### Records to process
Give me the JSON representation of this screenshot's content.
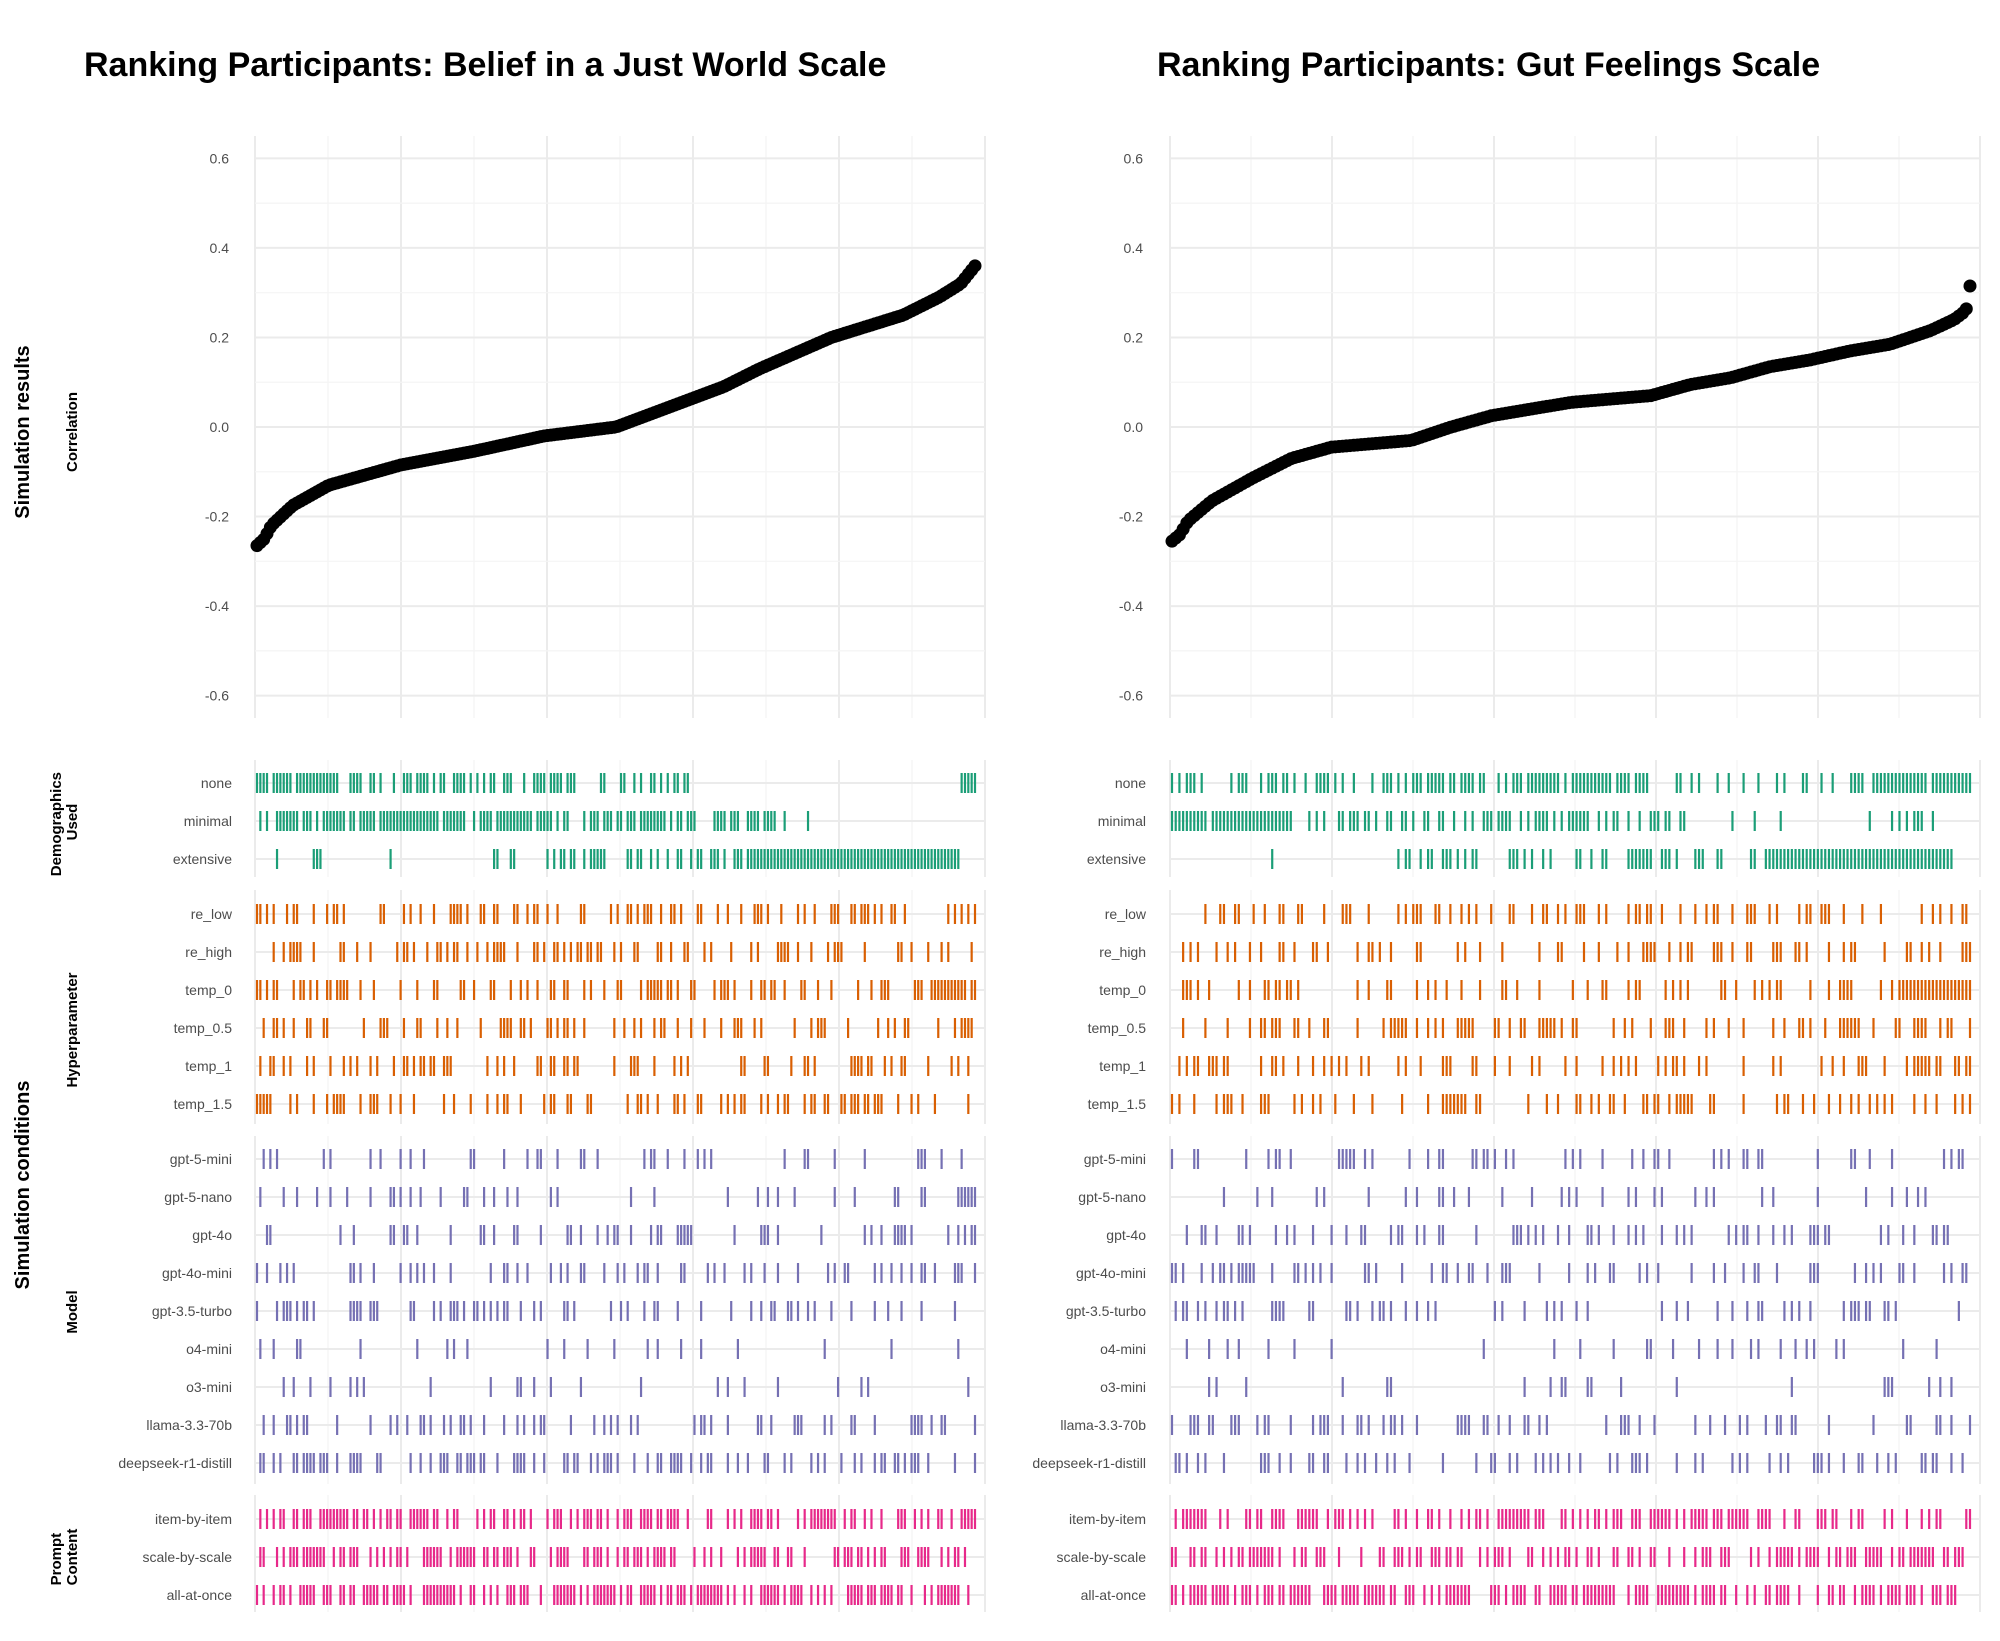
{
  "colors": {
    "demographics": "#1b9e77",
    "hyperparameter": "#d95f02",
    "model": "#7570b3",
    "prompt": "#e7298a",
    "points": "#000000"
  },
  "labels": {
    "group_results": "Simulation results",
    "group_conditions": "Simulation conditions",
    "facet_correlation": "Correlation",
    "facet_demographics": "Demographics Used",
    "facet_hyperparameter": "Hyperparameter",
    "facet_model": "Model",
    "facet_prompt": "Prompt Content"
  },
  "chart_data": [
    {
      "type": "scatter",
      "title": "Ranking Participants: Belief in a Just World Scale",
      "xlabel": "",
      "ylabel": "Correlation",
      "ylim": [
        -0.65,
        0.65
      ],
      "yticks": [
        "0.6",
        "0.4",
        "0.2",
        "0.0",
        "-0.2",
        "-0.4",
        "-0.6"
      ],
      "n_points": 216,
      "correlation_curve": [
        [
          0,
          -0.265
        ],
        [
          0.01,
          -0.25
        ],
        [
          0.02,
          -0.22
        ],
        [
          0.05,
          -0.175
        ],
        [
          0.1,
          -0.13
        ],
        [
          0.2,
          -0.085
        ],
        [
          0.3,
          -0.055
        ],
        [
          0.4,
          -0.02
        ],
        [
          0.5,
          0.0
        ],
        [
          0.55,
          0.03
        ],
        [
          0.6,
          0.06
        ],
        [
          0.65,
          0.09
        ],
        [
          0.7,
          0.13
        ],
        [
          0.75,
          0.165
        ],
        [
          0.8,
          0.2
        ],
        [
          0.85,
          0.225
        ],
        [
          0.9,
          0.25
        ],
        [
          0.95,
          0.29
        ],
        [
          0.98,
          0.32
        ],
        [
          1.0,
          0.36
        ]
      ],
      "conditions": [
        {
          "facet": "Demographics Used",
          "categories": [
            "none",
            "minimal",
            "extensive"
          ],
          "color_key": "demographics",
          "seed": 11,
          "rugs": [
            [
              [
                0.0,
                0.14,
                0.75
              ],
              [
                0.14,
                0.6,
                0.55
              ],
              [
                0.6,
                0.98,
                0.0
              ],
              [
                0.98,
                1.0,
                1.0
              ]
            ],
            [
              [
                0.0,
                0.15,
                0.7
              ],
              [
                0.15,
                0.4,
                0.85
              ],
              [
                0.4,
                0.72,
                0.6
              ],
              [
                0.72,
                0.8,
                0.08
              ],
              [
                0.8,
                1.0,
                0.0
              ]
            ],
            [
              [
                0.0,
                0.12,
                0.14
              ],
              [
                0.12,
                0.3,
                0.03
              ],
              [
                0.3,
                0.55,
                0.28
              ],
              [
                0.55,
                0.7,
                0.48
              ],
              [
                0.7,
                0.98,
                1.0
              ],
              [
                0.98,
                1.0,
                0.0
              ]
            ]
          ]
        },
        {
          "facet": "Hyperparameter",
          "categories": [
            "re_low",
            "re_high",
            "temp_0",
            "temp_0.5",
            "temp_1",
            "temp_1.5"
          ],
          "color_key": "hyperparameter",
          "seed": 23,
          "rugs": [
            [
              [
                0.0,
                1.0,
                0.32
              ]
            ],
            [
              [
                0.0,
                1.0,
                0.34
              ]
            ],
            [
              [
                0.0,
                0.92,
                0.34
              ],
              [
                0.92,
                1.0,
                0.8
              ]
            ],
            [
              [
                0.0,
                1.0,
                0.34
              ]
            ],
            [
              [
                0.0,
                1.0,
                0.34
              ]
            ],
            [
              [
                0.0,
                1.0,
                0.34
              ]
            ]
          ]
        },
        {
          "facet": "Model",
          "categories": [
            "gpt-5-mini",
            "gpt-5-nano",
            "gpt-4o",
            "gpt-4o-mini",
            "gpt-3.5-turbo",
            "o4-mini",
            "o3-mini",
            "llama-3.3-70b",
            "deepseek-r1-distill"
          ],
          "color_key": "model",
          "seed": 37,
          "rugs": [
            [
              [
                0.0,
                1.0,
                0.2
              ]
            ],
            [
              [
                0.0,
                1.0,
                0.17
              ]
            ],
            [
              [
                0.0,
                1.0,
                0.3
              ]
            ],
            [
              [
                0.0,
                1.0,
                0.28
              ]
            ],
            [
              [
                0.0,
                1.0,
                0.27
              ]
            ],
            [
              [
                0.0,
                1.0,
                0.14
              ]
            ],
            [
              [
                0.0,
                1.0,
                0.13
              ]
            ],
            [
              [
                0.0,
                1.0,
                0.26
              ]
            ],
            [
              [
                0.0,
                1.0,
                0.3
              ]
            ]
          ]
        },
        {
          "facet": "Prompt Content",
          "categories": [
            "item-by-item",
            "scale-by-scale",
            "all-at-once"
          ],
          "color_key": "prompt",
          "seed": 41,
          "rugs": [
            [
              [
                0.0,
                1.0,
                0.55
              ]
            ],
            [
              [
                0.0,
                1.0,
                0.55
              ]
            ],
            [
              [
                0.0,
                1.0,
                0.62
              ]
            ]
          ]
        }
      ]
    },
    {
      "type": "scatter",
      "title": "Ranking Participants: Gut Feelings Scale",
      "xlabel": "",
      "ylabel": "Correlation",
      "ylim": [
        -0.65,
        0.65
      ],
      "yticks": [
        "0.6",
        "0.4",
        "0.2",
        "0.0",
        "-0.2",
        "-0.4",
        "-0.6"
      ],
      "n_points": 216,
      "correlation_curve": [
        [
          0,
          -0.255
        ],
        [
          0.01,
          -0.24
        ],
        [
          0.02,
          -0.21
        ],
        [
          0.05,
          -0.165
        ],
        [
          0.1,
          -0.115
        ],
        [
          0.15,
          -0.07
        ],
        [
          0.2,
          -0.045
        ],
        [
          0.3,
          -0.03
        ],
        [
          0.35,
          0.0
        ],
        [
          0.4,
          0.025
        ],
        [
          0.45,
          0.04
        ],
        [
          0.5,
          0.055
        ],
        [
          0.6,
          0.07
        ],
        [
          0.65,
          0.095
        ],
        [
          0.7,
          0.11
        ],
        [
          0.75,
          0.135
        ],
        [
          0.8,
          0.15
        ],
        [
          0.85,
          0.17
        ],
        [
          0.9,
          0.185
        ],
        [
          0.95,
          0.215
        ],
        [
          0.98,
          0.24
        ],
        [
          0.995,
          0.26
        ],
        [
          1.0,
          0.315
        ]
      ],
      "conditions": [
        {
          "facet": "Demographics Used",
          "categories": [
            "none",
            "minimal",
            "extensive"
          ],
          "color_key": "demographics",
          "seed": 53,
          "rugs": [
            [
              [
                0.0,
                0.15,
                0.55
              ],
              [
                0.15,
                0.6,
                0.6
              ],
              [
                0.6,
                0.85,
                0.22
              ],
              [
                0.85,
                1.0,
                0.9
              ]
            ],
            [
              [
                0.0,
                0.15,
                0.95
              ],
              [
                0.15,
                0.65,
                0.6
              ],
              [
                0.65,
                0.9,
                0.08
              ],
              [
                0.9,
                0.96,
                0.6
              ],
              [
                0.96,
                1.0,
                0.0
              ]
            ],
            [
              [
                0.0,
                0.12,
                0.0
              ],
              [
                0.12,
                0.13,
                0.8
              ],
              [
                0.13,
                0.27,
                0.0
              ],
              [
                0.27,
                0.75,
                0.4
              ],
              [
                0.75,
                0.98,
                1.0
              ],
              [
                0.98,
                1.0,
                0.0
              ]
            ]
          ]
        },
        {
          "facet": "Hyperparameter",
          "categories": [
            "re_low",
            "re_high",
            "temp_0",
            "temp_0.5",
            "temp_1",
            "temp_1.5"
          ],
          "color_key": "hyperparameter",
          "seed": 67,
          "rugs": [
            [
              [
                0.0,
                1.0,
                0.32
              ]
            ],
            [
              [
                0.0,
                1.0,
                0.32
              ]
            ],
            [
              [
                0.0,
                0.92,
                0.3
              ],
              [
                0.92,
                1.0,
                0.85
              ]
            ],
            [
              [
                0.0,
                1.0,
                0.34
              ]
            ],
            [
              [
                0.0,
                1.0,
                0.34
              ]
            ],
            [
              [
                0.0,
                1.0,
                0.34
              ]
            ]
          ]
        },
        {
          "facet": "Model",
          "categories": [
            "gpt-5-mini",
            "gpt-5-nano",
            "gpt-4o",
            "gpt-4o-mini",
            "gpt-3.5-turbo",
            "o4-mini",
            "o3-mini",
            "llama-3.3-70b",
            "deepseek-r1-distill"
          ],
          "color_key": "model",
          "seed": 79,
          "rugs": [
            [
              [
                0.0,
                1.0,
                0.2
              ]
            ],
            [
              [
                0.0,
                1.0,
                0.17
              ]
            ],
            [
              [
                0.0,
                1.0,
                0.3
              ]
            ],
            [
              [
                0.0,
                1.0,
                0.28
              ]
            ],
            [
              [
                0.0,
                1.0,
                0.27
              ]
            ],
            [
              [
                0.0,
                1.0,
                0.14
              ]
            ],
            [
              [
                0.0,
                1.0,
                0.13
              ]
            ],
            [
              [
                0.0,
                1.0,
                0.26
              ]
            ],
            [
              [
                0.0,
                1.0,
                0.3
              ]
            ]
          ]
        },
        {
          "facet": "Prompt Content",
          "categories": [
            "item-by-item",
            "scale-by-scale",
            "all-at-once"
          ],
          "color_key": "prompt",
          "seed": 97,
          "rugs": [
            [
              [
                0.0,
                1.0,
                0.55
              ]
            ],
            [
              [
                0.0,
                1.0,
                0.55
              ]
            ],
            [
              [
                0.0,
                1.0,
                0.62
              ]
            ]
          ]
        }
      ]
    }
  ]
}
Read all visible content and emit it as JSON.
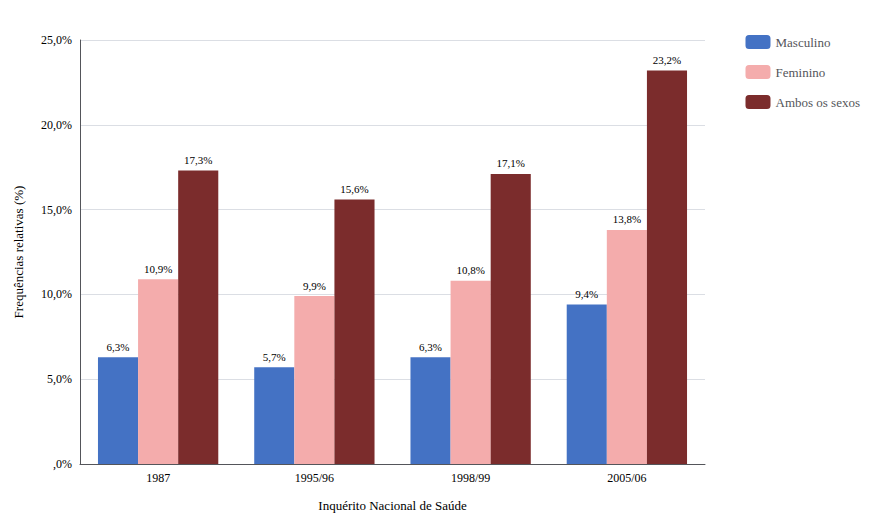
{
  "chart_data": {
    "type": "bar",
    "xlabel": "Inquérito Nacional de Saúde",
    "ylabel": "Frequências relativas (%)",
    "categories": [
      "1987",
      "1995/96",
      "1998/99",
      "2005/06"
    ],
    "series": [
      {
        "name": "Masculino",
        "color": "#4472C4",
        "values": [
          6.3,
          5.7,
          6.3,
          9.4
        ],
        "value_labels": [
          "6,3%",
          "5,7%",
          "6,3%",
          "9,4%"
        ]
      },
      {
        "name": "Feminino",
        "color": "#F4ACAC",
        "values": [
          10.9,
          9.9,
          10.8,
          13.8
        ],
        "value_labels": [
          "10,9%",
          "9,9%",
          "10,8%",
          "13,8%"
        ]
      },
      {
        "name": "Ambos os sexos",
        "color": "#7B2C2C",
        "values": [
          17.3,
          15.6,
          17.1,
          23.2
        ],
        "value_labels": [
          "17,3%",
          "15,6%",
          "17,1%",
          "23,2%"
        ]
      }
    ],
    "ylim": [
      0,
      25
    ],
    "yticks": [
      {
        "value": 0,
        "label": ",0%"
      },
      {
        "value": 5,
        "label": "5,0%"
      },
      {
        "value": 10,
        "label": "10,0%"
      },
      {
        "value": 15,
        "label": "15,0%"
      },
      {
        "value": 20,
        "label": "20,0%"
      },
      {
        "value": 25,
        "label": "25,0%"
      }
    ],
    "grid": true,
    "legend": "right",
    "data_labels": true
  }
}
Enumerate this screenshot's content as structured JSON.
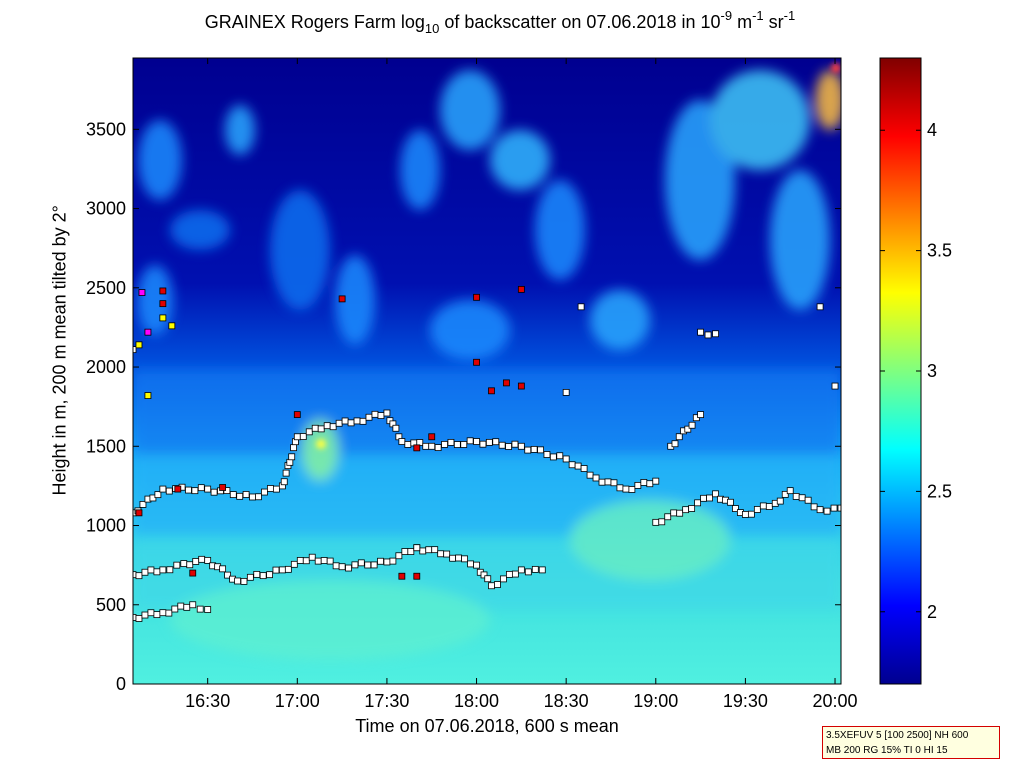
{
  "figure": {
    "title_pre": "GRAINEX Rogers Farm log",
    "title_sub": "10",
    "title_mid": " of backscatter on 07.06.2018 in 10",
    "title_sup1": "-9",
    "title_m": " m",
    "title_sup2": "-1",
    "title_sr": " sr",
    "title_sup3": "-1",
    "info_line1": "3.5XEFUV 5 [100 2500] NH 600",
    "info_line2": "MB 200 RG 15% TI 0 HI 15"
  },
  "chart_data": {
    "type": "heatmap",
    "xlabel": "Time on 07.06.2018, 600 s mean",
    "ylabel": "Height in m, 200 m mean tilted by 2°",
    "xlim": [
      "16:05",
      "20:02"
    ],
    "ylim": [
      0,
      3950
    ],
    "x_ticks": [
      "16:30",
      "17:00",
      "17:30",
      "18:00",
      "18:30",
      "19:00",
      "19:30",
      "20:00"
    ],
    "x_tick_minutes": [
      990,
      1020,
      1050,
      1080,
      1110,
      1140,
      1170,
      1200
    ],
    "y_ticks": [
      0,
      500,
      1000,
      1500,
      2000,
      2500,
      3000,
      3500
    ],
    "colorbar": {
      "colormap": "jet",
      "range": [
        1.7,
        4.3
      ],
      "ticks": [
        2,
        2.5,
        3,
        3.5,
        4
      ]
    },
    "layer_series": [
      {
        "marker": "white-square",
        "points": [
          [
            "16:05",
            420
          ],
          [
            "16:15",
            450
          ],
          [
            "16:25",
            500
          ],
          [
            "16:30",
            470
          ],
          [
            "16:05",
            690
          ],
          [
            "16:15",
            720
          ],
          [
            "16:22",
            760
          ],
          [
            "16:30",
            780
          ],
          [
            "16:40",
            650
          ],
          [
            "16:55",
            720
          ],
          [
            "17:05",
            800
          ],
          [
            "17:15",
            740
          ],
          [
            "17:30",
            770
          ],
          [
            "17:40",
            860
          ],
          [
            "17:50",
            820
          ],
          [
            "18:00",
            750
          ],
          [
            "18:05",
            620
          ],
          [
            "18:15",
            720
          ],
          [
            "18:22",
            720
          ],
          [
            "16:05",
            1080
          ],
          [
            "16:15",
            1230
          ],
          [
            "16:30",
            1230
          ],
          [
            "16:45",
            1180
          ],
          [
            "16:55",
            1250
          ],
          [
            "17:00",
            1560
          ],
          [
            "17:10",
            1630
          ],
          [
            "17:20",
            1660
          ],
          [
            "17:30",
            1710
          ],
          [
            "17:35",
            1530
          ],
          [
            "17:45",
            1500
          ],
          [
            "18:00",
            1530
          ],
          [
            "18:15",
            1500
          ],
          [
            "18:30",
            1420
          ],
          [
            "18:40",
            1300
          ],
          [
            "18:50",
            1230
          ],
          [
            "19:00",
            1280
          ],
          [
            "19:00",
            1020
          ],
          [
            "19:10",
            1100
          ],
          [
            "19:20",
            1200
          ],
          [
            "19:30",
            1070
          ],
          [
            "19:40",
            1140
          ],
          [
            "19:45",
            1220
          ],
          [
            "19:55",
            1100
          ],
          [
            "20:02",
            1110
          ],
          [
            "16:05",
            2110
          ],
          [
            "18:35",
            2380
          ],
          [
            "19:15",
            2220
          ],
          [
            "19:20",
            2210
          ],
          [
            "19:05",
            1500
          ],
          [
            "19:15",
            1700
          ],
          [
            "20:00",
            1880
          ],
          [
            "19:55",
            2380
          ],
          [
            "18:30",
            1840
          ],
          [
            "17:40",
            860
          ]
        ]
      },
      {
        "marker": "red-square",
        "points": [
          [
            "16:07",
            1080
          ],
          [
            "16:20",
            1230
          ],
          [
            "16:35",
            1240
          ],
          [
            "16:15",
            2480
          ],
          [
            "16:15",
            2400
          ],
          [
            "17:15",
            2430
          ],
          [
            "18:00",
            2440
          ],
          [
            "18:15",
            2490
          ],
          [
            "18:00",
            2030
          ],
          [
            "18:05",
            1850
          ],
          [
            "18:10",
            1900
          ],
          [
            "18:15",
            1880
          ],
          [
            "17:45",
            1560
          ],
          [
            "17:40",
            1490
          ],
          [
            "17:00",
            1700
          ],
          [
            "16:25",
            700
          ],
          [
            "17:35",
            680
          ],
          [
            "17:40",
            680
          ]
        ]
      },
      {
        "marker": "yellow-square",
        "points": [
          [
            "16:15",
            2310
          ],
          [
            "16:18",
            2260
          ],
          [
            "16:10",
            1820
          ],
          [
            "16:07",
            2140
          ]
        ]
      },
      {
        "marker": "magenta-square",
        "points": [
          [
            "16:08",
            2470
          ],
          [
            "16:10",
            2220
          ]
        ]
      }
    ]
  }
}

### Given problem
Gather all lines where the word "Ranking" appears.

### Exercise response
      "title": "Ranking Participants: Belief in a Just World Scale",
      "title": "Ranking Participants: Gut Feelings Scale",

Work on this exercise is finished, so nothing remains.